* Start DATA RECORDS *

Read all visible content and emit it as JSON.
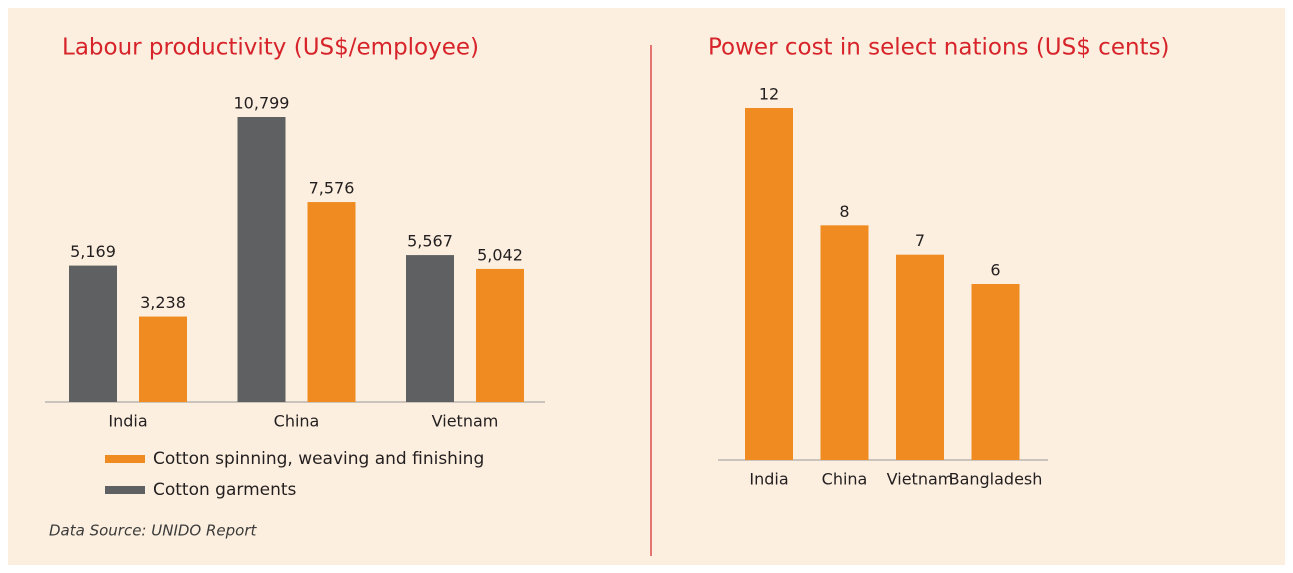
{
  "chart_data": [
    {
      "type": "bar",
      "title": "Labour productivity (US$/employee)",
      "categories": [
        "India",
        "China",
        "Vietnam"
      ],
      "series": [
        {
          "name": "Cotton garments",
          "color": "#5f6062",
          "values": [
            5169,
            10799,
            5567
          ],
          "value_labels": [
            "5,169",
            "10,799",
            "5,567"
          ]
        },
        {
          "name": "Cotton spinning, weaving and finishing",
          "color": "#f08b22",
          "values": [
            3238,
            7576,
            5042
          ],
          "value_labels": [
            "3,238",
            "7,576",
            "5,042"
          ]
        }
      ],
      "source": "Data Source: UNIDO Report"
    },
    {
      "type": "bar",
      "title": "Power cost in select nations (US$ cents)",
      "categories": [
        "India",
        "China",
        "Vietnam",
        "Bangladesh"
      ],
      "values": [
        12,
        8,
        7,
        6
      ],
      "color": "#f08b22"
    }
  ]
}
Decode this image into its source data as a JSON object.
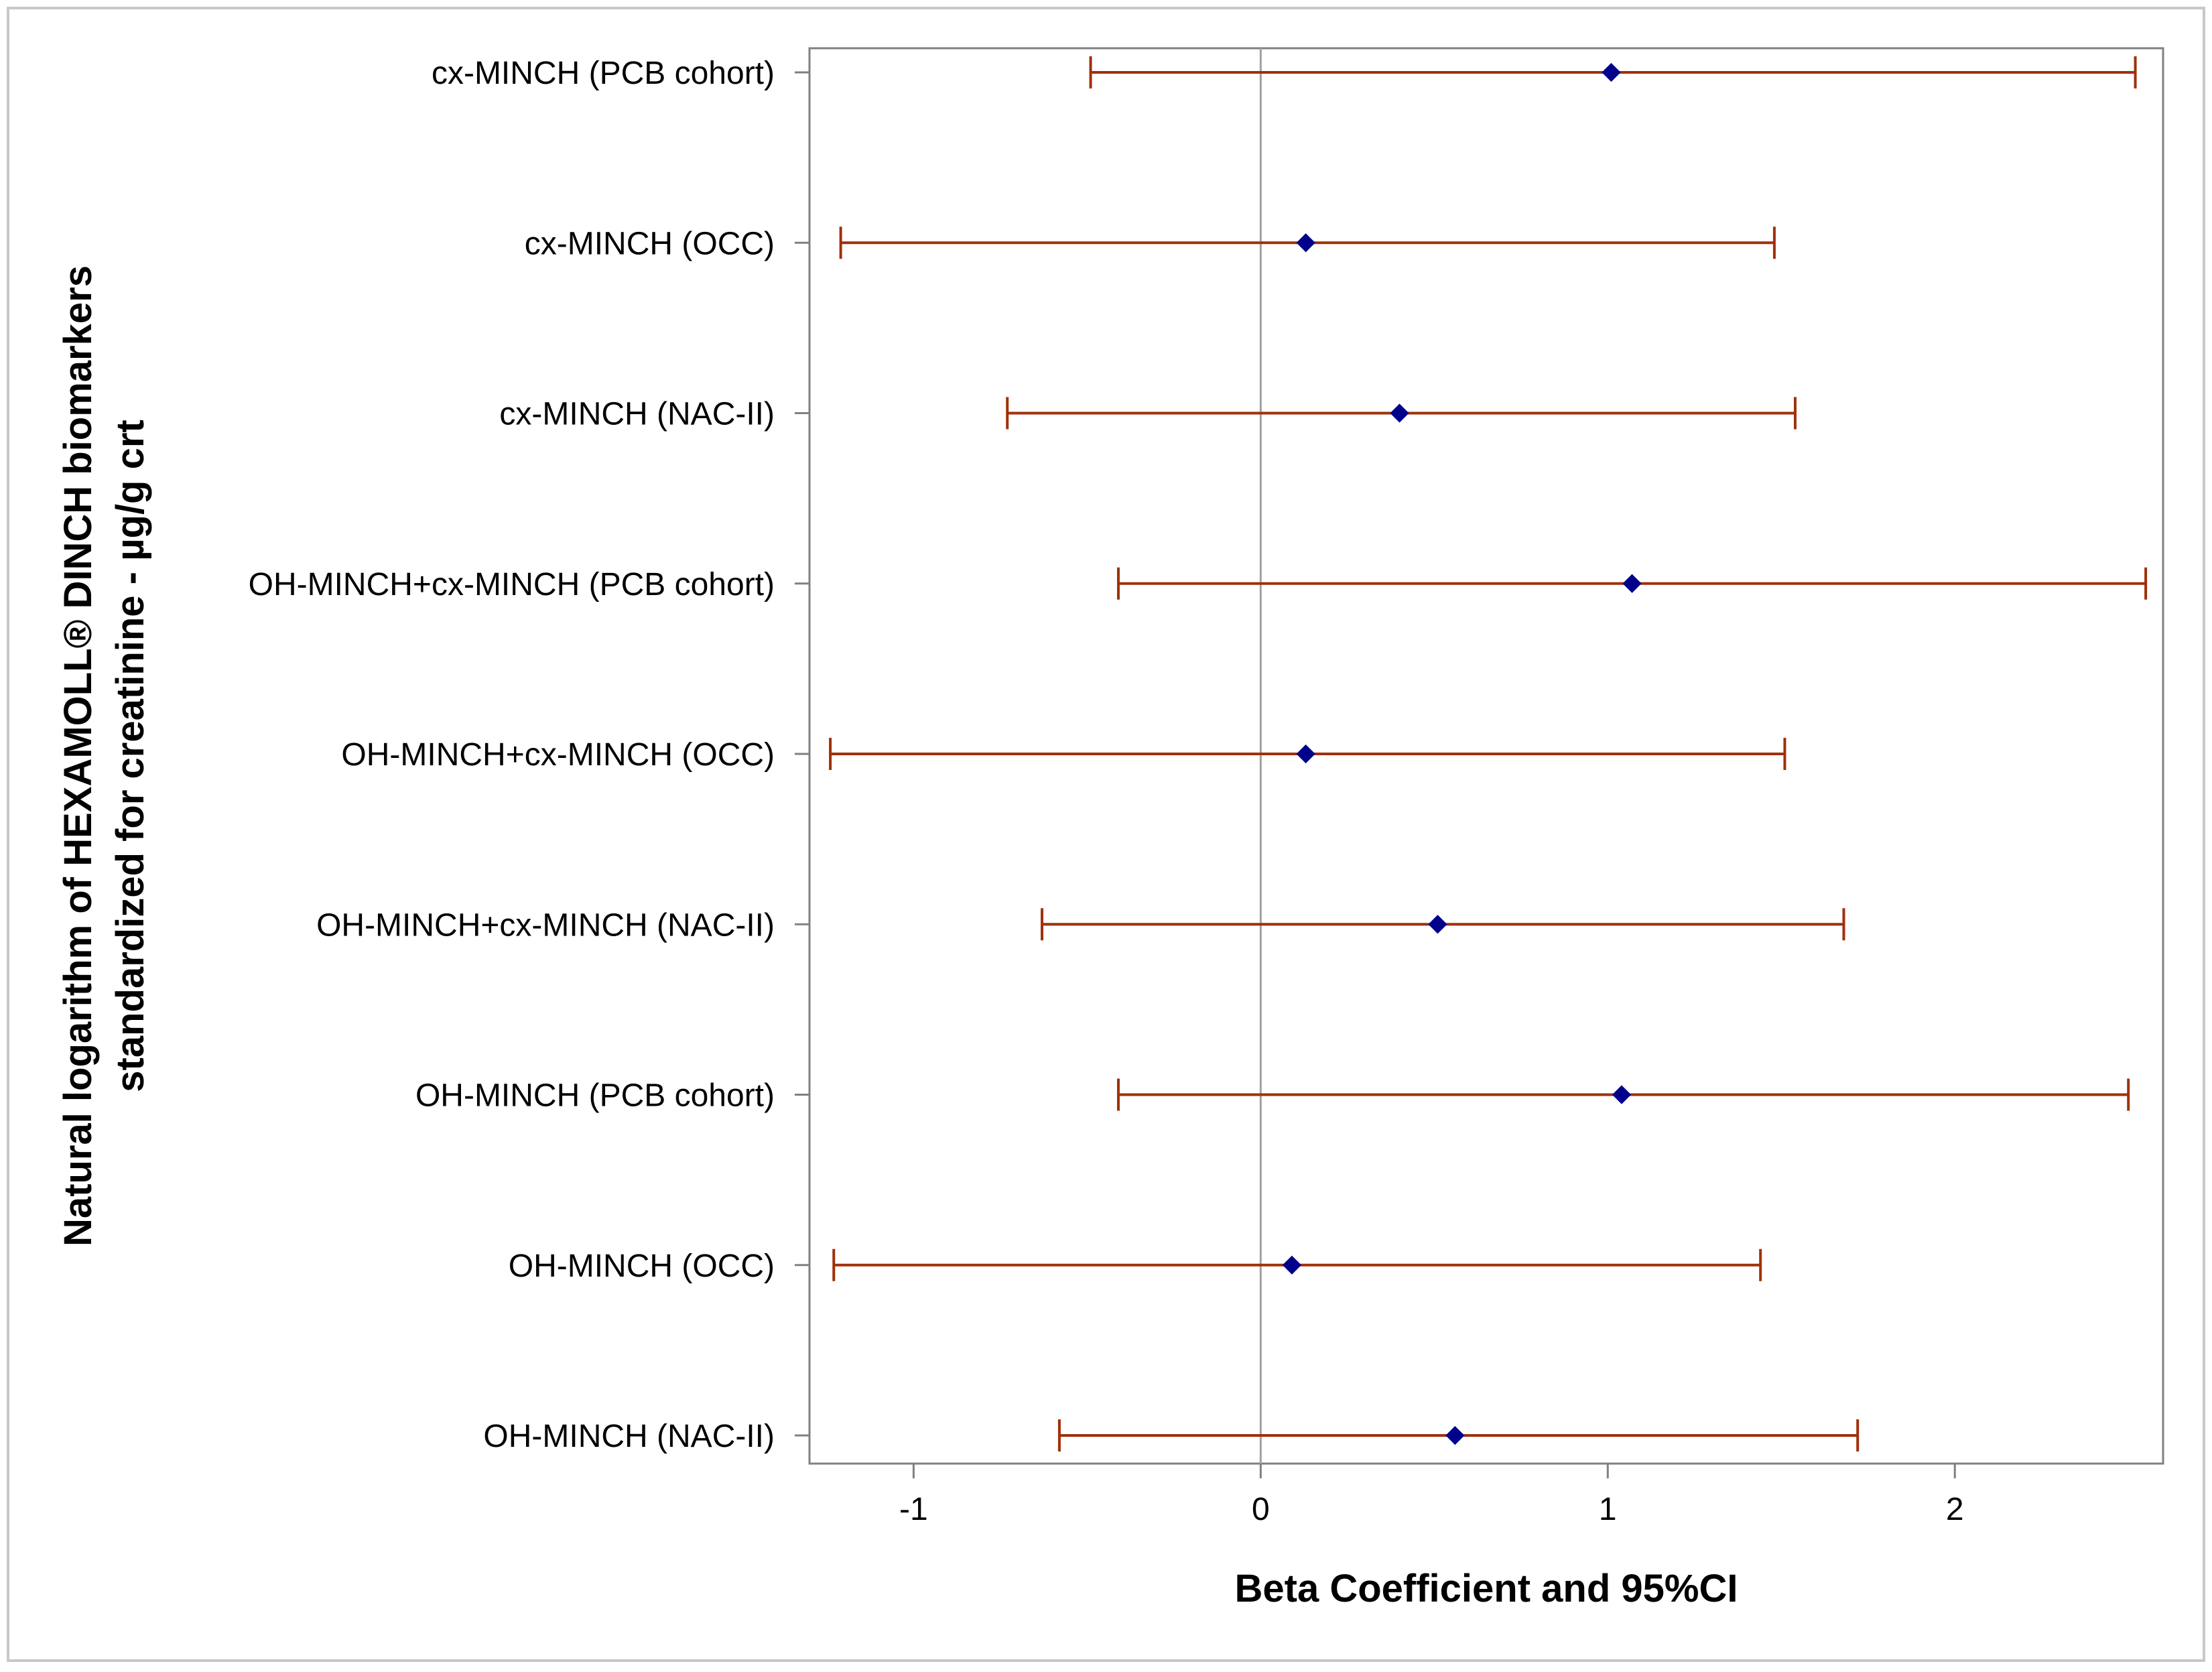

* End DATA RECORDS *

DESCRIPTION OF THE TASK –
Word for word, quote the full listing, omitting every picture.

WRITTEN SOLUTION –
Read all visible content and emit it as JSON.
{
  "chart_data": [
    {
      "type": "bar",
      "title": "Labour productivity (US$/employee)",
      "categories": [
        "India",
        "China",
        "Vietnam"
      ],
      "series": [
        {
          "name": "Cotton garments",
          "color": "#5f6062",
          "values": [
            5169,
            10799,
            5567
          ],
          "value_labels": [
            "5,169",
            "10,799",
            "5,567"
          ]
        },
        {
          "name": "Cotton spinning, weaving and finishing",
          "color": "#f08b22",
          "values": [
            3238,
            7576,
            5042
          ],
          "value_labels": [
            "3,238",
            "7,576",
            "5,042"
          ]
        }
      ],
      "source": "Data Source: UNIDO Report"
    },
    {
      "type": "bar",
      "title": "Power cost in select nations (US$ cents)",
      "categories": [
        "India",
        "China",
        "Vietnam",
        "Bangladesh"
      ],
      "values": [
        12,
        8,
        7,
        6
      ],
      "color": "#f08b22"
    }
  ]
}
Decode this image into its source data as a JSON object.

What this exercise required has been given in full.